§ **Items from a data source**
===============

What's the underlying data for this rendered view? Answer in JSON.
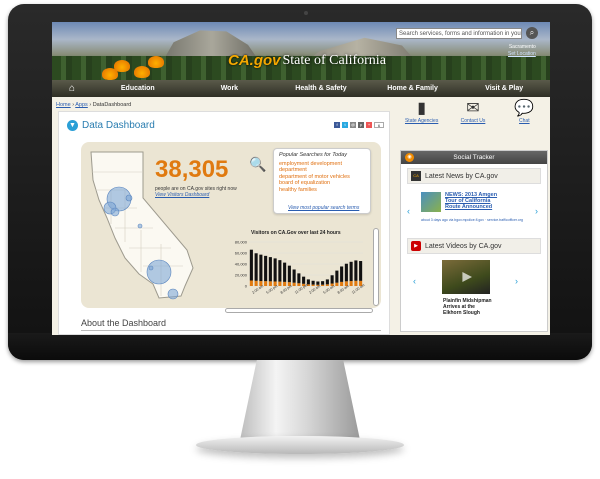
{
  "site": {
    "brand": "CA.gov",
    "state_name": "State of California",
    "search_placeholder": "Search services, forms and information in you",
    "location": "Sacramento",
    "set_location": "Set Location"
  },
  "nav": [
    "Education",
    "Work",
    "Health & Safety",
    "Home & Family",
    "Visit & Play"
  ],
  "breadcrumb": [
    "Home",
    "Apps",
    "DataDashboard"
  ],
  "dashboard": {
    "title": "Data Dashboard",
    "share_count": "6",
    "stat_number": "38,305",
    "stat_text": "people are on CA.gov sites right now",
    "stat_link": "View Visitors Dashboard",
    "popular_title": "Popular Searches for Today",
    "popular_searches": [
      "employment development",
      "department",
      "department of motor vehicles",
      "board of equalization",
      "healthy families"
    ],
    "popular_more": "View most popular search terms",
    "about": "About the Dashboard"
  },
  "chart_data": {
    "type": "bar",
    "title": "Visitors on CA.Gov over last 24 hours",
    "ylim": [
      0,
      80000
    ],
    "yticks": [
      "80,000",
      "60,000",
      "40,000",
      "20,000",
      "0"
    ],
    "xticks": [
      "2:00 am",
      "5:00 pm",
      "8:00 pm",
      "11:00 pm",
      "2:00 am",
      "5:00 am",
      "8:00 am",
      "11:00 am"
    ],
    "series": [
      {
        "values": [
          56000,
          50000,
          48000,
          46000,
          44000,
          42000,
          39000,
          35000,
          30000,
          24000,
          18000,
          13000,
          9000,
          7000,
          6000,
          6500,
          9000,
          15000,
          22000,
          28000,
          32000,
          35000,
          37000,
          36000
        ]
      },
      {
        "values": [
          10000,
          9500,
          9000,
          8800,
          8500,
          8200,
          8000,
          7500,
          7000,
          6000,
          5000,
          4000,
          3000,
          2500,
          2200,
          2300,
          3000,
          4500,
          6000,
          7500,
          8500,
          9000,
          9500,
          9400
        ]
      }
    ],
    "colors": [
      "#111111",
      "#e07a10"
    ]
  },
  "right": {
    "quick": [
      {
        "icon": "california-icon",
        "label": "State Agencies"
      },
      {
        "icon": "envelope-icon",
        "label": "Contact Us"
      },
      {
        "icon": "chat-icon",
        "label": "Chat"
      }
    ],
    "social_title": "Social Tracker",
    "news_header": "Latest News by CA.gov",
    "news_title": "NEWS: 2013 Amgen Tour of California Route Announced",
    "news_meta": "about 3 days ago via bgov.mpolice.fl.gov · service.trafficofficer.org",
    "video_header": "Latest Videos by CA.gov",
    "video_title": "Plainfin Midshipman Arrives at the Elkhorn Slough"
  },
  "colors": {
    "accent": "#e07a10",
    "link": "#2a5db0",
    "nav": "#3a3a2e"
  }
}
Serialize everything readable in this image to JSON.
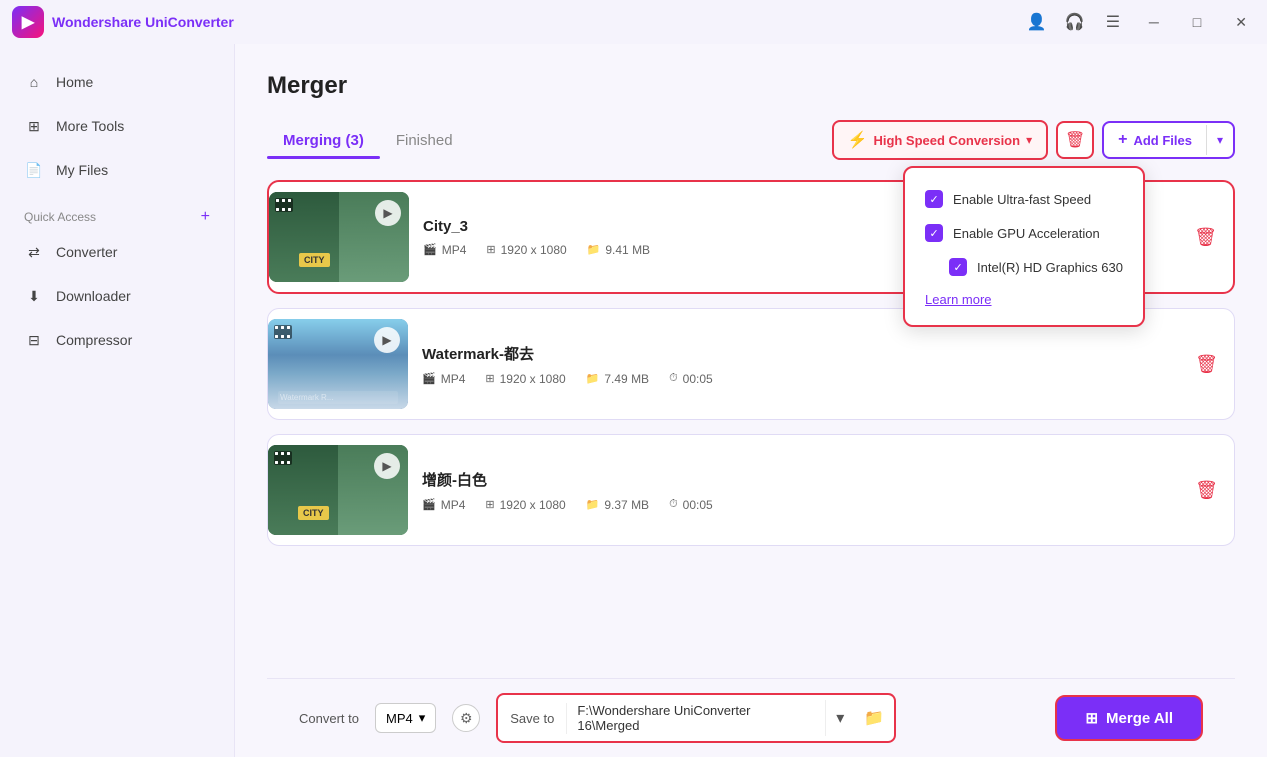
{
  "app": {
    "name_prefix": "Wondershare",
    "name_suffix": "UniConverter",
    "logo_symbol": "▶"
  },
  "titlebar": {
    "icons": {
      "user": "👤",
      "headset": "🎧",
      "menu": "☰",
      "minimize": "─",
      "maximize": "□",
      "close": "✕"
    }
  },
  "sidebar": {
    "items": [
      {
        "id": "home",
        "label": "Home",
        "icon": "⌂",
        "active": false
      },
      {
        "id": "more-tools",
        "label": "More Tools",
        "icon": "⊞",
        "active": false
      },
      {
        "id": "my-files",
        "label": "My Files",
        "icon": "📄",
        "active": false
      }
    ],
    "quick_access_label": "Quick Access",
    "quick_access_plus": "+",
    "nav_items": [
      {
        "id": "converter",
        "label": "Converter",
        "icon": "⇄",
        "active": false
      },
      {
        "id": "downloader",
        "label": "Downloader",
        "icon": "⬇",
        "active": false
      },
      {
        "id": "compressor",
        "label": "Compressor",
        "icon": "⊟",
        "active": false
      }
    ]
  },
  "page": {
    "title": "Merger",
    "tabs": [
      {
        "id": "merging",
        "label": "Merging (3)",
        "active": true
      },
      {
        "id": "finished",
        "label": "Finished",
        "active": false
      }
    ]
  },
  "toolbar": {
    "hsc_label": "High Speed Conversion",
    "hsc_icon": "⚡",
    "delete_icon": "🗑",
    "add_files_label": "Add Files",
    "add_files_plus": "+",
    "dropdown_arrow": "▾"
  },
  "dropdown": {
    "item1_label": "Enable Ultra-fast Speed",
    "item2_label": "Enable GPU Acceleration",
    "item3_label": "Intel(R) HD Graphics 630",
    "learn_more": "Learn more"
  },
  "files": [
    {
      "name": "City_3",
      "format": "MP4",
      "resolution": "1920 x 1080",
      "size": "9.41 MB",
      "duration": "",
      "thumb_class": "thumb-city"
    },
    {
      "name": "Watermark-都去",
      "format": "MP4",
      "resolution": "1920 x 1080",
      "size": "7.49 MB",
      "duration": "00:05",
      "thumb_class": "thumb-watermark"
    },
    {
      "name": "增颜-白色",
      "format": "MP4",
      "resolution": "1920 x 1080",
      "size": "9.37 MB",
      "duration": "00:05",
      "thumb_class": "thumb-zengyan"
    }
  ],
  "bottom": {
    "convert_to_label": "Convert to",
    "format_value": "MP4",
    "format_arrow": "▾",
    "settings_icon": "⚙",
    "save_to_label": "Save to",
    "save_to_path": "F:\\Wondershare UniConverter 16\\Merged",
    "path_arrow": "▾",
    "folder_icon": "📁",
    "merge_icon": "⊞",
    "merge_label": "Merge All"
  }
}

===============

§ **EXERCISE INSTRUCTIONS**
Set the listing down in full and exactly. Pictures within it should not appear in the copy.

§ **SOLUTION TO THIS PROBLEM**
What's the underlying data for this rendered view? Answer in JSON.
{
  "site": {
    "brand": "CA.gov",
    "state_name": "State of California",
    "search_placeholder": "Search services, forms and information in you",
    "location": "Sacramento",
    "set_location": "Set Location"
  },
  "nav": [
    "Education",
    "Work",
    "Health & Safety",
    "Home & Family",
    "Visit & Play"
  ],
  "breadcrumb": [
    "Home",
    "Apps",
    "DataDashboard"
  ],
  "dashboard": {
    "title": "Data Dashboard",
    "share_count": "6",
    "stat_number": "38,305",
    "stat_text": "people are on CA.gov sites right now",
    "stat_link": "View Visitors Dashboard",
    "popular_title": "Popular Searches for Today",
    "popular_searches": [
      "employment development",
      "department",
      "department of motor vehicles",
      "board of equalization",
      "healthy families"
    ],
    "popular_more": "View most popular search terms",
    "about": "About the Dashboard"
  },
  "chart_data": {
    "type": "bar",
    "title": "Visitors on CA.Gov over last 24 hours",
    "ylim": [
      0,
      80000
    ],
    "yticks": [
      "80,000",
      "60,000",
      "40,000",
      "20,000",
      "0"
    ],
    "xticks": [
      "2:00 am",
      "5:00 pm",
      "8:00 pm",
      "11:00 pm",
      "2:00 am",
      "5:00 am",
      "8:00 am",
      "11:00 am"
    ],
    "series": [
      {
        "values": [
          56000,
          50000,
          48000,
          46000,
          44000,
          42000,
          39000,
          35000,
          30000,
          24000,
          18000,
          13000,
          9000,
          7000,
          6000,
          6500,
          9000,
          15000,
          22000,
          28000,
          32000,
          35000,
          37000,
          36000
        ]
      },
      {
        "values": [
          10000,
          9500,
          9000,
          8800,
          8500,
          8200,
          8000,
          7500,
          7000,
          6000,
          5000,
          4000,
          3000,
          2500,
          2200,
          2300,
          3000,
          4500,
          6000,
          7500,
          8500,
          9000,
          9500,
          9400
        ]
      }
    ],
    "colors": [
      "#111111",
      "#e07a10"
    ]
  },
  "right": {
    "quick": [
      {
        "icon": "california-icon",
        "label": "State Agencies"
      },
      {
        "icon": "envelope-icon",
        "label": "Contact Us"
      },
      {
        "icon": "chat-icon",
        "label": "Chat"
      }
    ],
    "social_title": "Social Tracker",
    "news_header": "Latest News by CA.gov",
    "news_title": "NEWS: 2013 Amgen Tour of California Route Announced",
    "news_meta": "about 3 days ago via bgov.mpolice.fl.gov · service.trafficofficer.org",
    "video_header": "Latest Videos by CA.gov",
    "video_title": "Plainfin Midshipman Arrives at the Elkhorn Slough"
  },
  "colors": {
    "accent": "#e07a10",
    "link": "#2a5db0",
    "nav": "#3a3a2e"
  }
}
Serialize everything readable in this image to JSON.
{
  "app": {
    "name_prefix": "Wondershare",
    "name_suffix": "UniConverter",
    "logo_symbol": "▶"
  },
  "titlebar": {
    "icons": {
      "user": "👤",
      "headset": "🎧",
      "menu": "☰",
      "minimize": "─",
      "maximize": "□",
      "close": "✕"
    }
  },
  "sidebar": {
    "items": [
      {
        "id": "home",
        "label": "Home",
        "icon": "⌂",
        "active": false
      },
      {
        "id": "more-tools",
        "label": "More Tools",
        "icon": "⊞",
        "active": false
      },
      {
        "id": "my-files",
        "label": "My Files",
        "icon": "📄",
        "active": false
      }
    ],
    "quick_access_label": "Quick Access",
    "quick_access_plus": "+",
    "nav_items": [
      {
        "id": "converter",
        "label": "Converter",
        "icon": "⇄",
        "active": false
      },
      {
        "id": "downloader",
        "label": "Downloader",
        "icon": "⬇",
        "active": false
      },
      {
        "id": "compressor",
        "label": "Compressor",
        "icon": "⊟",
        "active": false
      }
    ]
  },
  "page": {
    "title": "Merger",
    "tabs": [
      {
        "id": "merging",
        "label": "Merging (3)",
        "active": true
      },
      {
        "id": "finished",
        "label": "Finished",
        "active": false
      }
    ]
  },
  "toolbar": {
    "hsc_label": "High Speed Conversion",
    "hsc_icon": "⚡",
    "delete_icon": "🗑",
    "add_files_label": "Add Files",
    "add_files_plus": "+",
    "dropdown_arrow": "▾"
  },
  "dropdown": {
    "item1_label": "Enable Ultra-fast Speed",
    "item2_label": "Enable GPU Acceleration",
    "item3_label": "Intel(R) HD Graphics 630",
    "learn_more": "Learn more"
  },
  "files": [
    {
      "name": "City_3",
      "format": "MP4",
      "resolution": "1920 x 1080",
      "size": "9.41 MB",
      "duration": "",
      "thumb_class": "thumb-city"
    },
    {
      "name": "Watermark-都去",
      "format": "MP4",
      "resolution": "1920 x 1080",
      "size": "7.49 MB",
      "duration": "00:05",
      "thumb_class": "thumb-watermark"
    },
    {
      "name": "增颜-白色",
      "format": "MP4",
      "resolution": "1920 x 1080",
      "size": "9.37 MB",
      "duration": "00:05",
      "thumb_class": "thumb-zengyan"
    }
  ],
  "bottom": {
    "convert_to_label": "Convert to",
    "format_value": "MP4",
    "format_arrow": "▾",
    "settings_icon": "⚙",
    "save_to_label": "Save to",
    "save_to_path": "F:\\Wondershare UniConverter 16\\Merged",
    "path_arrow": "▾",
    "folder_icon": "📁",
    "merge_icon": "⊞",
    "merge_label": "Merge All"
  }
}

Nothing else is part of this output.